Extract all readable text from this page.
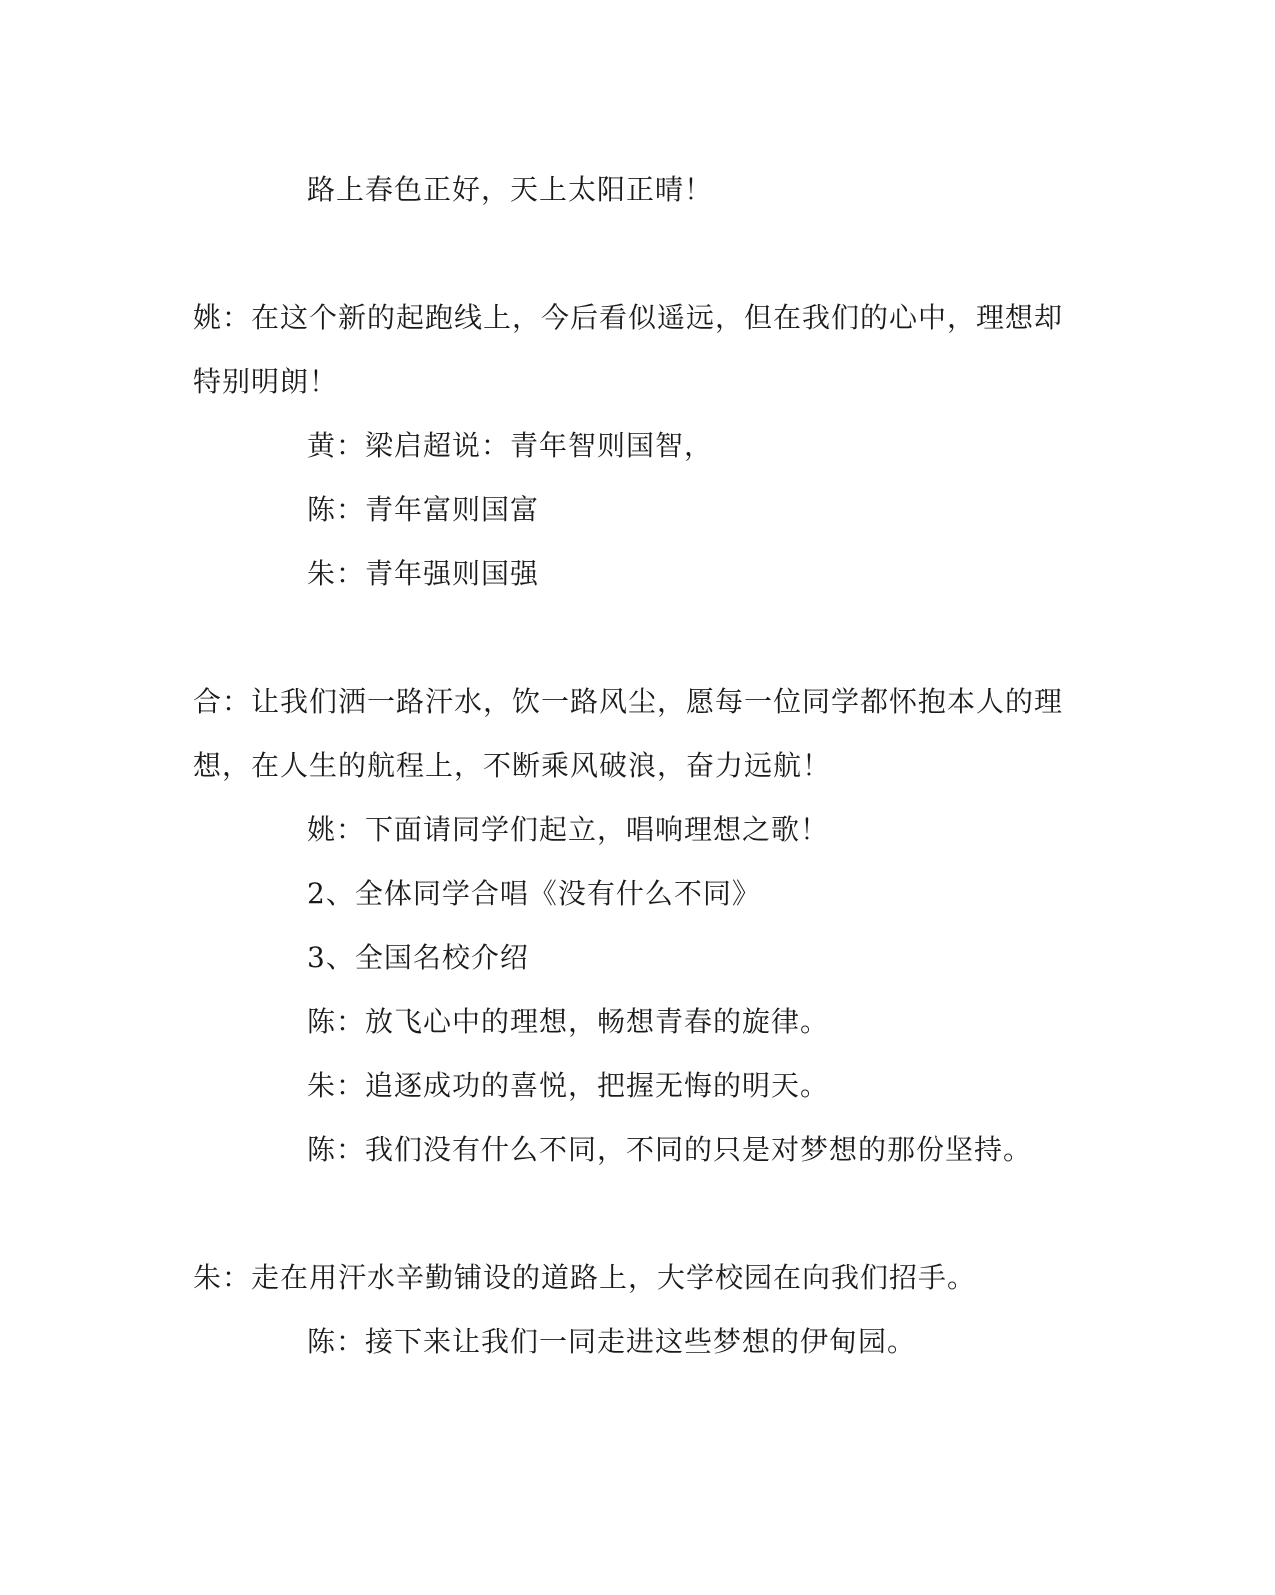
路上春色正好，天上太阳正晴！
姚：在这个新的起跑线上，今后看似遥远，但在我们的心中，理想却
特别明朗！
黄：梁启超说：青年智则国智，
陈：青年富则国富
朱：青年强则国强
合：让我们洒一路汗水，饮一路风尘，愿每一位同学都怀抱本人的理
想，在人生的航程上，不断乘风破浪，奋力远航！
姚：下面请同学们起立，唱响理想之歌！
2、全体同学合唱《没有什么不同》
3、全国名校介绍
陈：放飞心中的理想，畅想青春的旋律。
朱：追逐成功的喜悦，把握无悔的明天。
陈：我们没有什么不同，不同的只是对梦想的那份坚持。
朱：走在用汗水辛勤铺设的道路上，大学校园在向我们招手。
陈：接下来让我们一同走进这些梦想的伊甸园。
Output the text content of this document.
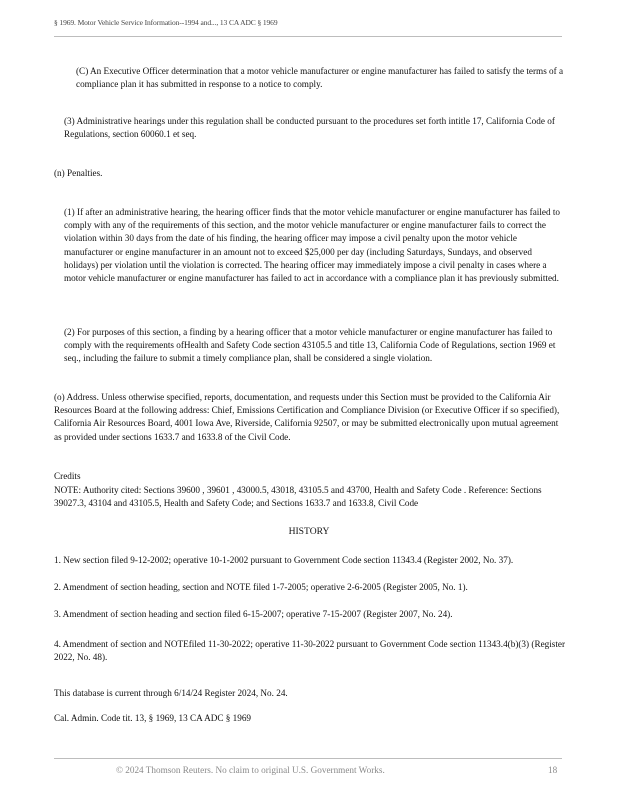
§ 1969. Motor Vehicle Service Information--1994 and..., 13 CA ADC § 1969

(C) An Executive Officer determination that a motor vehicle manufacturer or engine manufacturer has failed to satisfy the terms of a compliance plan it has submitted in response to a notice to comply.

(3) Administrative hearings under this regulation shall be conducted pursuant to the procedures set forth intitle 17, California Code of Regulations, section 60060.1 et seq.

(n) Penalties.

(1) If after an administrative hearing, the hearing officer finds that the motor vehicle manufacturer or engine manufacturer has failed to comply with any of the requirements of this section, and the motor vehicle manufacturer or engine manufacturer fails to correct the violation within 30 days from the date of his finding, the hearing officer may impose a civil penalty upon the motor vehicle manufacturer or engine manufacturer in an amount not to exceed $25,000 per day (including Saturdays, Sundays, and observed holidays) per violation until the violation is corrected. The hearing officer may immediately impose a civil penalty in cases where a motor vehicle manufacturer or engine manufacturer has failed to act in accordance with a compliance plan it has previously submitted.

(2) For purposes of this section, a finding by a hearing officer that a motor vehicle manufacturer or engine manufacturer has failed to comply with the requirements ofHealth and Safety Code section 43105.5 and title 13, California Code of Regulations, section 1969 et seq., including the failure to submit a timely compliance plan, shall be considered a single violation.

(o) Address. Unless otherwise specified, reports, documentation, and requests under this Section must be provided to the California Air Resources Board at the following address: Chief, Emissions Certification and Compliance Division (or Executive Officer if so specified), California Air Resources Board, 4001 Iowa Ave, Riverside, California 92507, or may be submitted electronically upon mutual agreement as provided under sections 1633.7 and 1633.8 of the Civil Code.

Credits

NOTE: Authority cited: Sections 39600 , 39601 , 43000.5, 43018, 43105.5 and 43700, Health and Safety Code . Reference: Sections 39027.3, 43104 and 43105.5, Health and Safety Code; and Sections 1633.7 and 1633.8, Civil Code

HISTORY

1. New section filed 9-12-2002; operative 10-1-2002 pursuant to Government Code section 11343.4 (Register 2002, No. 37).

2. Amendment of section heading, section and NOTE filed 1-7-2005; operative 2-6-2005 (Register 2005, No. 1).

3. Amendment of section heading and section filed 6-15-2007; operative 7-15-2007 (Register 2007, No. 24).

4. Amendment of section and NOTEfiled 11-30-2022; operative 11-30-2022 pursuant to Government Code section 11343.4(b)(3) (Register 2022, No. 48).

This database is current through 6/14/24 Register 2024, No. 24.

Cal. Admin. Code tit. 13, § 1969, 13 CA ADC § 1969

© 2024 Thomson Reuters. No claim to original U.S. Government Works.	18
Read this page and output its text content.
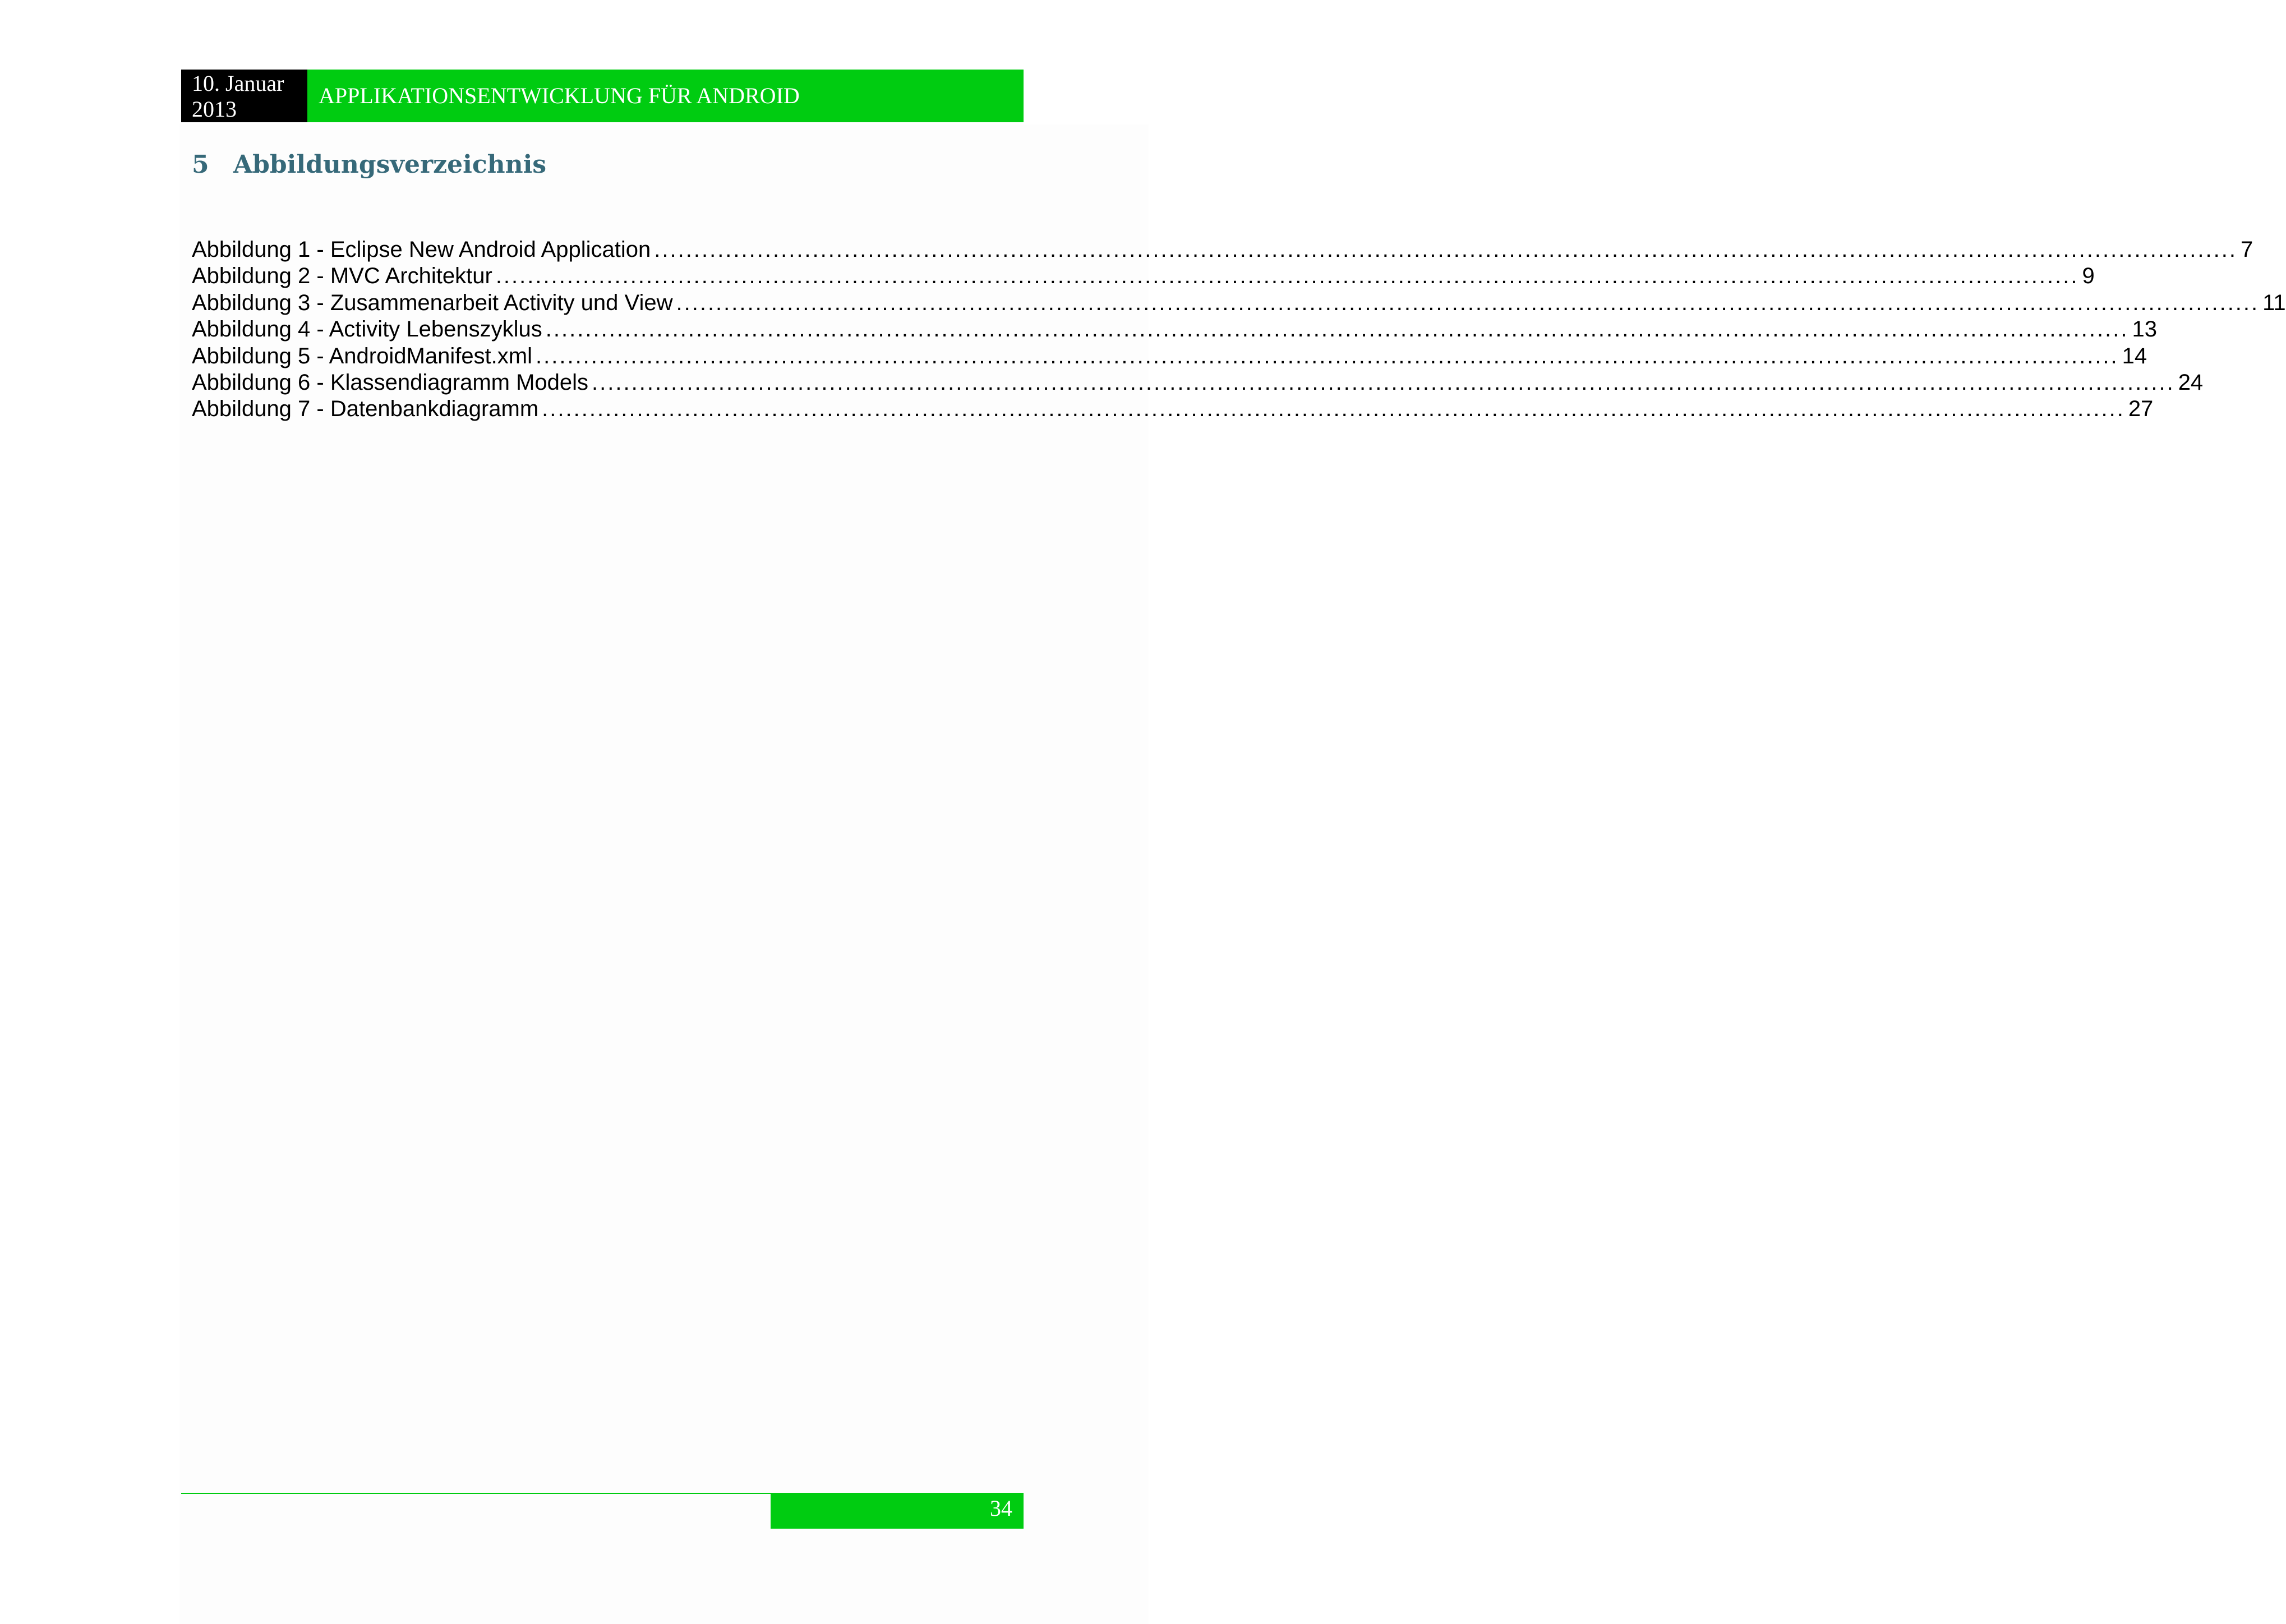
10. Januar
2013
APPLIKATIONSENTWICKLUNG FÜR ANDROID
5 Abbildungsverzeichnis
Abbildung 1 - Eclipse New Android Application ........................................................................................................................................................................................................ 7
Abbildung 2 - MVC Architektur ........................................................................................................................................................................................................ 9
Abbildung 3 - Zusammenarbeit Activity und View ........................................................................................................................................................................................................ 11
Abbildung 4 - Activity Lebenszyklus ........................................................................................................................................................................................................ 13
Abbildung 5 - AndroidManifest.xml ........................................................................................................................................................................................................ 14
Abbildung 6 - Klassendiagramm Models ........................................................................................................................................................................................................ 24
Abbildung 7 - Datenbankdiagramm ........................................................................................................................................................................................................ 27
34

========================

## [Goal of the exercise]
For the string "pursuant", count the lines of the entries above that include it; answer with the number only.

## [Worked solution]
3